◆ **INFORMATION SHOWN**
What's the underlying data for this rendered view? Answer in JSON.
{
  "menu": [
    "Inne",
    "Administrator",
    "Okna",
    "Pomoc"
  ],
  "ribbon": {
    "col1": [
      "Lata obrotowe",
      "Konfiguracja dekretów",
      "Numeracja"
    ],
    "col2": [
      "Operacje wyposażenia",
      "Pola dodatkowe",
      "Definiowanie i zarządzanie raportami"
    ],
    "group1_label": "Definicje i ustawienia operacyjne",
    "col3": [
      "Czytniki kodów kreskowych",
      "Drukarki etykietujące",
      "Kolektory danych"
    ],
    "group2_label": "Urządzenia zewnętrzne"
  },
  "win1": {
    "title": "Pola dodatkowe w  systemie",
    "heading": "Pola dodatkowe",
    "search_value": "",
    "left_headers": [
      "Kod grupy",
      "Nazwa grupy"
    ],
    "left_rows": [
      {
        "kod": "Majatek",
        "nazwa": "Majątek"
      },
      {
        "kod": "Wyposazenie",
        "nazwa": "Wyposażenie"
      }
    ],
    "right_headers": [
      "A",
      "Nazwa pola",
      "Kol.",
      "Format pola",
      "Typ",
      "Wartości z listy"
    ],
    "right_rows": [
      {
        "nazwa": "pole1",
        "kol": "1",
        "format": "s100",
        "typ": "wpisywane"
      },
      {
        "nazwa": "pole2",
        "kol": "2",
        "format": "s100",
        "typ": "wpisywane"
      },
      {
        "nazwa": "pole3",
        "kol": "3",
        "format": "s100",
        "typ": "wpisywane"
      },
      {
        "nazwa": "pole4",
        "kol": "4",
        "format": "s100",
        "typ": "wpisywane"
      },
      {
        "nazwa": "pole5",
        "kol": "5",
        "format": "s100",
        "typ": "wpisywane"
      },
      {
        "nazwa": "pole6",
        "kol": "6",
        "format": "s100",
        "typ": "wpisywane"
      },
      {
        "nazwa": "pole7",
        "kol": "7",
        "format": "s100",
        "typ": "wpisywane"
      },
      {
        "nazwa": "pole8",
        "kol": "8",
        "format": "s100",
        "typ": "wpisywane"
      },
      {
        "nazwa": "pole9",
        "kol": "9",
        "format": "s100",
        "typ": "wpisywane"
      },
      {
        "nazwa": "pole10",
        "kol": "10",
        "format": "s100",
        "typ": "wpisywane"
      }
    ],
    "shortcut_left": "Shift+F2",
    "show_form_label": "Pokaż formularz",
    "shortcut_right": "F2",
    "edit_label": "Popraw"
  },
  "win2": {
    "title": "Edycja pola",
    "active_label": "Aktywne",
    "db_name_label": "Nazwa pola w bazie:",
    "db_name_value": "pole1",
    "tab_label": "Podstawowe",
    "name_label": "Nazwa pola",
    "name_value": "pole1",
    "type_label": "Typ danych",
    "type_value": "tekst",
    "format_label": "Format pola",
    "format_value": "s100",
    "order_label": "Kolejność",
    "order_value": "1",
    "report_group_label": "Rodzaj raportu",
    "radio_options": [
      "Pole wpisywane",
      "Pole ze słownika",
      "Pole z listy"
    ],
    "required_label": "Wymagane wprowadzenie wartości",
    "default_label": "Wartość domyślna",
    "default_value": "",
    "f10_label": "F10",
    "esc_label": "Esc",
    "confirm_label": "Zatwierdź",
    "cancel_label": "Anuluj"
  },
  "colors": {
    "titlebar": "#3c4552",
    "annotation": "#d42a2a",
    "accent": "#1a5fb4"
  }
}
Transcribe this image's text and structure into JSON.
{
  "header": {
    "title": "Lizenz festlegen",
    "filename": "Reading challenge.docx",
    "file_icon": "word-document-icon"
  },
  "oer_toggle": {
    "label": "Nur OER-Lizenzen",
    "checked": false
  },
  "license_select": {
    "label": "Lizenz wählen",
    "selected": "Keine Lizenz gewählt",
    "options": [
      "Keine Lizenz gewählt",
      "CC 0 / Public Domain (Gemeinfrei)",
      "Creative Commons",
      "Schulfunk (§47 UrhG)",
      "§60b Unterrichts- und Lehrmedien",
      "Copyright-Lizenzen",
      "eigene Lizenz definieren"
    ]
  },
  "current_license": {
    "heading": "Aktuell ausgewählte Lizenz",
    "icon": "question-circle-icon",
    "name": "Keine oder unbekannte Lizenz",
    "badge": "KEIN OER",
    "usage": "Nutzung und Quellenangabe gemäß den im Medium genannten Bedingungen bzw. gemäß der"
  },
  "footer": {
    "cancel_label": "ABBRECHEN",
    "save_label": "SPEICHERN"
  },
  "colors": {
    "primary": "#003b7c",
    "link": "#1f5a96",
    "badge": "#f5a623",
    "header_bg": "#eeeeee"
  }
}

◆ **AIM OF THE EXERCISE**
Pull every line containing the word "danych" out of the material.

◆ **WRITTEN SOLUTION**
      "Kolektory danych"
    "type_label": "Typ danych",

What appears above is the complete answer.